Scan the records below for the word "false" and give only the number of lines that hold it.

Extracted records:
========================================
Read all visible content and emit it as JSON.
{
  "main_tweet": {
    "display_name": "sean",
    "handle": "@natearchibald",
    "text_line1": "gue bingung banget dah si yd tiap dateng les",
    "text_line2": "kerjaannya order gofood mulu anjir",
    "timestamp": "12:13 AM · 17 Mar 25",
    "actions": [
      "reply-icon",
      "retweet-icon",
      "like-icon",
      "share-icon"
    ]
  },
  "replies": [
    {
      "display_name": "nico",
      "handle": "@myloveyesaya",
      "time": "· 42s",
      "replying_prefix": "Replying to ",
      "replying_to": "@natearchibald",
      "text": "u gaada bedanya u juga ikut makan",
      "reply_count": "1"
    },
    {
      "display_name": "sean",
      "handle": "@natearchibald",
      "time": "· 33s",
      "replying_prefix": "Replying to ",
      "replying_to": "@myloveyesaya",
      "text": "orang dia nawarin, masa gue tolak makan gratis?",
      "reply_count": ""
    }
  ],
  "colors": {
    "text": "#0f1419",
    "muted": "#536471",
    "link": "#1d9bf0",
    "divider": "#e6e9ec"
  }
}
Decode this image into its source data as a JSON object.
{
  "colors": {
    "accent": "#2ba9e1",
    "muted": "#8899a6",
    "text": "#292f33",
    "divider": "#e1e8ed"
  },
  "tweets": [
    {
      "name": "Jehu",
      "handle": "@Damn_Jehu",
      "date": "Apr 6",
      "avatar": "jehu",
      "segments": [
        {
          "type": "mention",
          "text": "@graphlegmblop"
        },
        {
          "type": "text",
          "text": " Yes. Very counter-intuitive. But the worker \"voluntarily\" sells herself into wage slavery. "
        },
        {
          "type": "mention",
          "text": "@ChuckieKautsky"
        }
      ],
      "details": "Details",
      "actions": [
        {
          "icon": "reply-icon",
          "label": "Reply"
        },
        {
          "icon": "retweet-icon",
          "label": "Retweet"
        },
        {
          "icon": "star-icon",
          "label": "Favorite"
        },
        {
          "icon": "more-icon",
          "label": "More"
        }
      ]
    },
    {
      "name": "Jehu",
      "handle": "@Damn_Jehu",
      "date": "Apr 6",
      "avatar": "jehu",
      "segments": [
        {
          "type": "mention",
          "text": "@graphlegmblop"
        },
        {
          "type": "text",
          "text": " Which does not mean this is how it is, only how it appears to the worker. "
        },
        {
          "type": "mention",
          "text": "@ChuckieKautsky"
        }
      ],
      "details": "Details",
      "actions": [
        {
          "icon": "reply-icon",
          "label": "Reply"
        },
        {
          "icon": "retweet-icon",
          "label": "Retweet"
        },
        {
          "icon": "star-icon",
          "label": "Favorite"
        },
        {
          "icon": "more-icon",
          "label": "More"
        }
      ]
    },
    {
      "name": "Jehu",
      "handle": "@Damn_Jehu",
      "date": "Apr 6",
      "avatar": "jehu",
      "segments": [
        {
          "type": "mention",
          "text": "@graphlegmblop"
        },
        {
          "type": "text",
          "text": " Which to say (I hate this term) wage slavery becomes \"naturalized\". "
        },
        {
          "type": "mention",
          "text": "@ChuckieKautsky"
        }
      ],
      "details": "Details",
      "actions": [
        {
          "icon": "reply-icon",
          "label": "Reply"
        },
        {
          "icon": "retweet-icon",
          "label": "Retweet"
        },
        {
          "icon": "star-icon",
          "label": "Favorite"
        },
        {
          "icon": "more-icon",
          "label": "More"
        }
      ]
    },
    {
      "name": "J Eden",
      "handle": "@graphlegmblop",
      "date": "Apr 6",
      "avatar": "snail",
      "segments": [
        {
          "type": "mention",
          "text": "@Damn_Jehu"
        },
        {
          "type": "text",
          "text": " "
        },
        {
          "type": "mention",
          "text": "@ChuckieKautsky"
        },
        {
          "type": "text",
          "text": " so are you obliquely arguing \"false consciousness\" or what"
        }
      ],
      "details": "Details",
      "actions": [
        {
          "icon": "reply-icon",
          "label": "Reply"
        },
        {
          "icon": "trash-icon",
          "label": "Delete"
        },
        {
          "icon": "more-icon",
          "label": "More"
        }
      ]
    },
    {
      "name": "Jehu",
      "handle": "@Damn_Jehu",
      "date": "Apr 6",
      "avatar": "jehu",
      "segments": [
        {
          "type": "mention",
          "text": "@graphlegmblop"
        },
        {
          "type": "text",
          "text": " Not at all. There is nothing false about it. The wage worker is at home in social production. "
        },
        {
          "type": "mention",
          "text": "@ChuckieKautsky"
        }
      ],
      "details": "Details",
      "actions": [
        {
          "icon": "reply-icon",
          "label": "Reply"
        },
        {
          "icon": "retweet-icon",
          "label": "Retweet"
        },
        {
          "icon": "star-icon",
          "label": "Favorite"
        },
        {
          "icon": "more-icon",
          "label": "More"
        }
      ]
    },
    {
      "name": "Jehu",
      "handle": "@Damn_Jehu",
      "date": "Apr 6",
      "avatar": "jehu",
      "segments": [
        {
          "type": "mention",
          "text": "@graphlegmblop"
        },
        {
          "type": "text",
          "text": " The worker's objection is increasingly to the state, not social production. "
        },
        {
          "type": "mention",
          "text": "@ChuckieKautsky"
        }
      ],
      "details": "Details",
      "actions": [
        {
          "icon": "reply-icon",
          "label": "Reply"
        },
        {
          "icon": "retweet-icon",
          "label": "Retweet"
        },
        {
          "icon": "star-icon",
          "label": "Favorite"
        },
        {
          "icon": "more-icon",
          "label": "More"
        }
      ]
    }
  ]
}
========================================
* **RESULT OF THIS EXERCISE**
2